__Goal__. Write out the material again word for word, dropping any images it holds.

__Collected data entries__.
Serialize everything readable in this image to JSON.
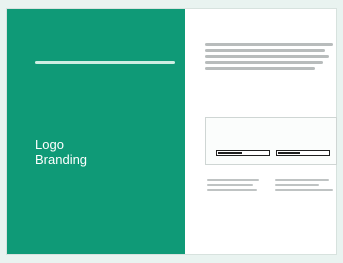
{
  "left_panel": {
    "tiny_text_1": "",
    "tiny_text_2": "",
    "brand_line_1": "Logo",
    "brand_line_2": "Branding",
    "bottom_link": ""
  },
  "right_panel": {
    "title": "",
    "columns": {
      "left_heading": "",
      "right_heading": ""
    },
    "panel": {
      "left_subtitle": "",
      "left_hint": "",
      "right_subtitle": "",
      "right_hint": "",
      "left_bar_fill": 0.48,
      "right_bar_fill": 0.44
    }
  },
  "colors": {
    "left_bg": "#0f9a77",
    "card_bg": "#ffffff",
    "page_bg": "#e9f3f0"
  }
}
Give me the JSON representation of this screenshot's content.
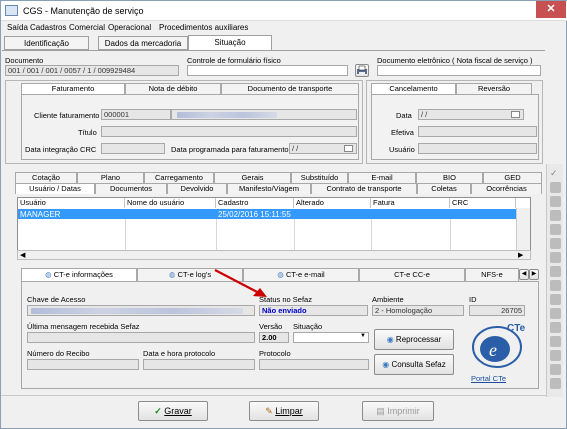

__Result__.
Serialize everything readable in this image to JSON.
{
  "left_panel": {
    "tiny_text_1": "",
    "tiny_text_2": "",
    "brand_line_1": "Logo",
    "brand_line_2": "Branding",
    "bottom_link": ""
  },
  "right_panel": {
    "title": "",
    "columns": {
      "left_heading": "",
      "right_heading": ""
    },
    "panel": {
      "left_subtitle": "",
      "left_hint": "",
      "right_subtitle": "",
      "right_hint": "",
      "left_bar_fill": 0.48,
      "right_bar_fill": 0.44
    }
  },
  "colors": {
    "left_bg": "#0f9a77",
    "card_bg": "#ffffff",
    "page_bg": "#e9f3f0"
  }
}
Give me the JSON representation of this screenshot's content.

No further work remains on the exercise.